Problem requirements
Carry none of the pictures over; write out the complete data exactly.

Dataset entries:

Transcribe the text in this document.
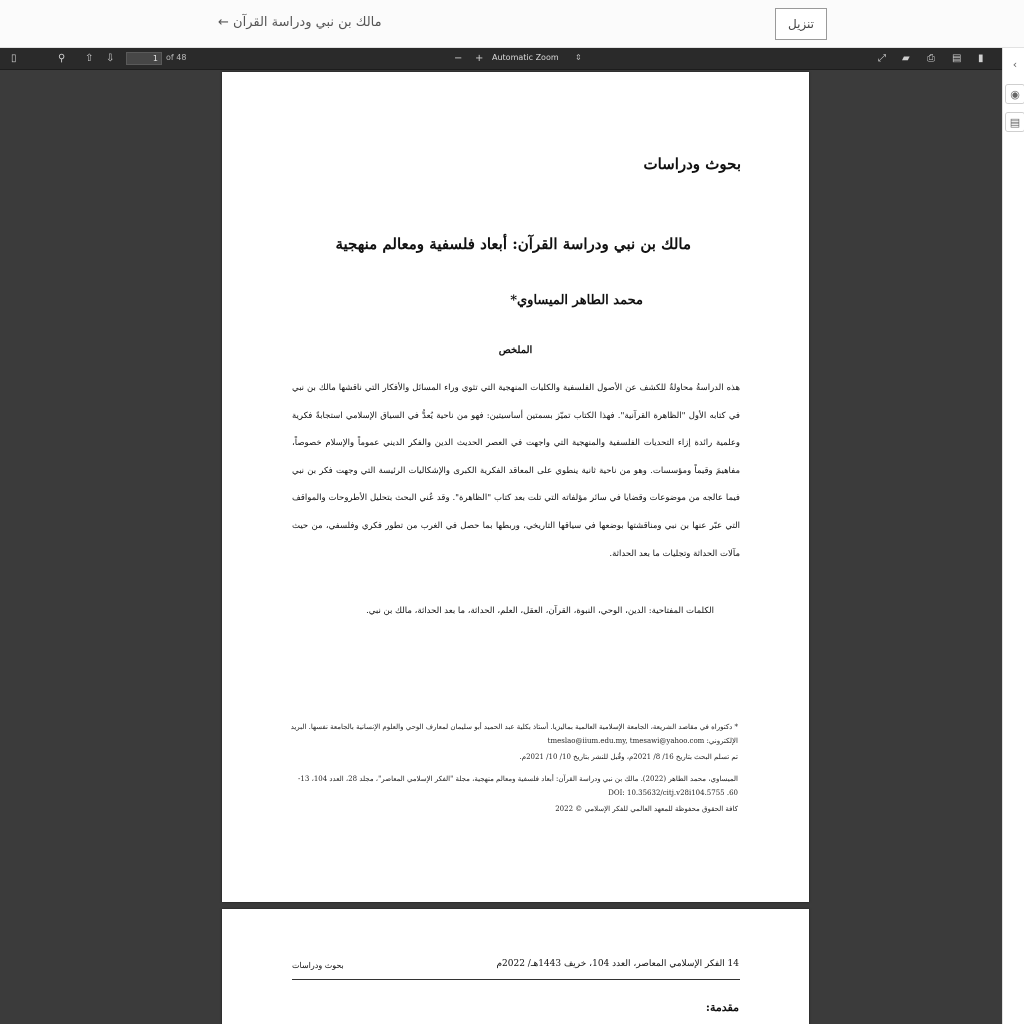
مالك بن نبي ودراسة القرآن ←	تنزيل
▯	⚲ ⇧ ⇩	1	of 48	− + Automatic Zoom ⇕	⤢ ▰ ⎙ ▤ ▮
بحوث ودراسات
مالك بن نبي ودراسة القرآن: أبعاد فلسفية ومعالم منهجية
محمد الطاهر الميساوي*
الملخص
هذه الدراسةُ محاولةٌ للكشف عن الأصول الفلسفية والكليات المنهجية التي تثوي وراء المسائل والأفكار التي ناقشها مالك بن نبي في كتابه الأول "الظاهرة القرآنية". فهذا الكتاب تميّز بسمتين أساسيتين: فهو من ناحية يُعدُّ في السياق الإسلامي استجابةً فكرية وعلمية رائدة إزاء التحديات الفلسفية والمنهجية التي واجهت في العصر الحديث الدين والفكر الديني عموماً والإسلام خصوصاً، مفاهيمَ وقيماً ومؤسسات. وهو من ناحية ثانية ينطوي على المعاقد الفكرية الكبرى والإشكاليات الرئيسة التي وجهت فكر بن نبي فيما عالجه من موضوعات وقضايا في سائر مؤلفاته التي تلت بعد كتاب "الظاهرة". وقد عُني البحث بتحليل الأطروحات والمواقف التي عبّر عنها بن نبي ومناقشتها بوضعها في سياقها التاريخي، وربطها بما حصل في الغرب من تطور فكري وفلسفي، من حيث مآلات الحداثة وتجليات ما بعد الحداثة.
الكلمات المفتاحية: الدين، الوحي، النبوة، القرآن، العقل، العلم، الحداثة، ما بعد الحداثة، مالك بن نبي.

* دكتوراه في مقاصد الشريعة، الجامعة الإسلامية العالمية بماليزيا. أستاذ بكلية عبد الحميد أبو سليمان لمعارف الوحي والعلوم الإنسانية بالجامعة نفسها. البريد الإلكتروني: tmeslao@iium.edu.my, tmesawi@yahoo.com

تم تسلم البحث بتاريخ 16/ 8/ 2021م، وقُبل للنشر بتاريخ 10/ 10/ 2021م.

الميساوي، محمد الطاهر (2022). مالك بن نبي ودراسة القرآن: أبعاد فلسفية ومعالم منهجية، مجلة "الفكر الإسلامي المعاصر"، مجلد 28، العدد 104، 13-60. DOI: 10.35632/citj.v28i104.5755

كافة الحقوق محفوظة للمعهد العالمي للفكر الإسلامي © 2022

بحوث ودراسات	14 الفكر الإسلامي المعاصر، العدد 104، خريف 1443هـ/ 2022م
مقدمة:
‹
◉
▤
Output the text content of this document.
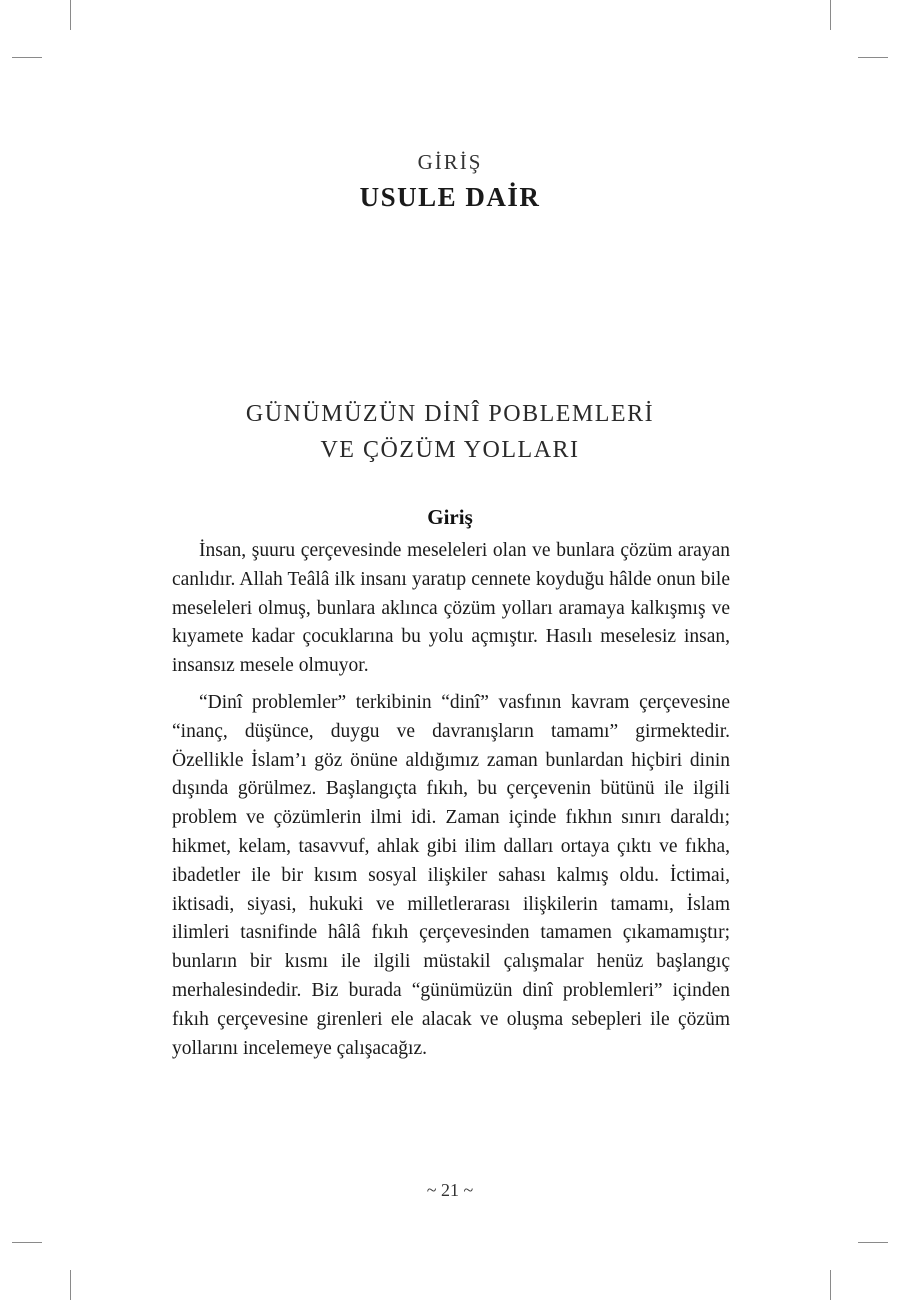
GİRİŞ
USULE DAİR
GÜNÜMÜZÜN DİNÎ POBLEMLERİ
VE ÇÖZÜM YOLLARI
Giriş

İnsan, şuuru çerçevesinde meseleleri olan ve bunlara çözüm arayan canlıdır. Allah Teâlâ ilk insanı yaratıp cennete koyduğu hâlde onun bile meseleleri olmuş, bunlara aklınca çözüm yolları aramaya kalkışmış ve kıyamete kadar çocuklarına bu yolu açmıştır. Hasılı meselesiz insan, insansız mesele olmuyor.

“Dinî problemler” terkibinin “dinî” vasfının kavram çerçevesine “inanç, düşünce, duygu ve davranışların tamamı” girmektedir. Özellikle İslam’ı göz önüne aldığımız zaman bunlardan hiçbiri dinin dışında görülmez. Başlangıçta fıkıh, bu çerçevenin bütünü ile ilgili problem ve çözümlerin ilmi idi. Zaman içinde fıkhın sınırı daraldı; hikmet, kelam, tasavvuf, ahlak gibi ilim dalları ortaya çıktı ve fıkha, ibadetler ile bir kısım sosyal ilişkiler sahası kalmış oldu. İctimai, iktisadi, siyasi, hukuki ve milletlerarası ilişkilerin tamamı, İslam ilimleri tasnifinde hâlâ fıkıh çerçevesinden tamamen çıkamamıştır; bunların bir kısmı ile ilgili müstakil çalışmalar henüz başlangıç merhalesindedir. Biz burada “günümüzün dinî problemleri” içinden fıkıh çerçevesine girenleri ele alacak ve oluşma sebepleri ile çözüm yollarını incelemeye çalışacağız.

~ 21 ~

Complete response
Transcribe the text in this document.
مالك بن نبي ودراسة القرآن ←	تنزيل
▯	⚲ ⇧ ⇩	1	of 48	− + Automatic Zoom ⇕	⤢ ▰ ⎙ ▤ ▮
بحوث ودراسات
مالك بن نبي ودراسة القرآن: أبعاد فلسفية ومعالم منهجية
محمد الطاهر الميساوي*
الملخص
هذه الدراسةُ محاولةٌ للكشف عن الأصول الفلسفية والكليات المنهجية التي تثوي وراء المسائل والأفكار التي ناقشها مالك بن نبي في كتابه الأول "الظاهرة القرآنية". فهذا الكتاب تميّز بسمتين أساسيتين: فهو من ناحية يُعدُّ في السياق الإسلامي استجابةً فكرية وعلمية رائدة إزاء التحديات الفلسفية والمنهجية التي واجهت في العصر الحديث الدين والفكر الديني عموماً والإسلام خصوصاً، مفاهيمَ وقيماً ومؤسسات. وهو من ناحية ثانية ينطوي على المعاقد الفكرية الكبرى والإشكاليات الرئيسة التي وجهت فكر بن نبي فيما عالجه من موضوعات وقضايا في سائر مؤلفاته التي تلت بعد كتاب "الظاهرة". وقد عُني البحث بتحليل الأطروحات والمواقف التي عبّر عنها بن نبي ومناقشتها بوضعها في سياقها التاريخي، وربطها بما حصل في الغرب من تطور فكري وفلسفي، من حيث مآلات الحداثة وتجليات ما بعد الحداثة.
الكلمات المفتاحية: الدين، الوحي، النبوة، القرآن، العقل، العلم، الحداثة، ما بعد الحداثة، مالك بن نبي.

* دكتوراه في مقاصد الشريعة، الجامعة الإسلامية العالمية بماليزيا. أستاذ بكلية عبد الحميد أبو سليمان لمعارف الوحي والعلوم الإنسانية بالجامعة نفسها. البريد الإلكتروني: tmeslao@iium.edu.my, tmesawi@yahoo.com

تم تسلم البحث بتاريخ 16/ 8/ 2021م، وقُبل للنشر بتاريخ 10/ 10/ 2021م.

الميساوي، محمد الطاهر (2022). مالك بن نبي ودراسة القرآن: أبعاد فلسفية ومعالم منهجية، مجلة "الفكر الإسلامي المعاصر"، مجلد 28، العدد 104، 13-60. DOI: 10.35632/citj.v28i104.5755

كافة الحقوق محفوظة للمعهد العالمي للفكر الإسلامي © 2022

بحوث ودراسات	14 الفكر الإسلامي المعاصر، العدد 104، خريف 1443هـ/ 2022م
مقدمة:
‹
◉
▤
Output the text content of this document.
GİRİŞ
USULE DAİR
GÜNÜMÜZÜN DİNÎ POBLEMLERİ
VE ÇÖZÜM YOLLARI
Giriş

İnsan, şuuru çerçevesinde meseleleri olan ve bunlara çözüm arayan canlıdır. Allah Teâlâ ilk insanı yaratıp cennete koyduğu hâlde onun bile meseleleri olmuş, bunlara aklınca çözüm yolları aramaya kalkışmış ve kıyamete kadar çocuklarına bu yolu açmıştır. Hasılı meselesiz insan, insansız mesele olmuyor.

“Dinî problemler” terkibinin “dinî” vasfının kavram çerçevesine “inanç, düşünce, duygu ve davranışların tamamı” girmektedir. Özellikle İslam’ı göz önüne aldığımız zaman bunlardan hiçbiri dinin dışında görülmez. Başlangıçta fıkıh, bu çerçevenin bütünü ile ilgili problem ve çözümlerin ilmi idi. Zaman içinde fıkhın sınırı daraldı; hikmet, kelam, tasavvuf, ahlak gibi ilim dalları ortaya çıktı ve fıkha, ibadetler ile bir kısım sosyal ilişkiler sahası kalmış oldu. İctimai, iktisadi, siyasi, hukuki ve milletlerarası ilişkilerin tamamı, İslam ilimleri tasnifinde hâlâ fıkıh çerçevesinden tamamen çıkamamıştır; bunların bir kısmı ile ilgili müstakil çalışmalar henüz başlangıç merhalesindedir. Biz burada “günümüzün dinî problemleri” içinden fıkıh çerçevesine girenleri ele alacak ve oluşma sebepleri ile çözüm yollarını incelemeye çalışacağız.

~ 21 ~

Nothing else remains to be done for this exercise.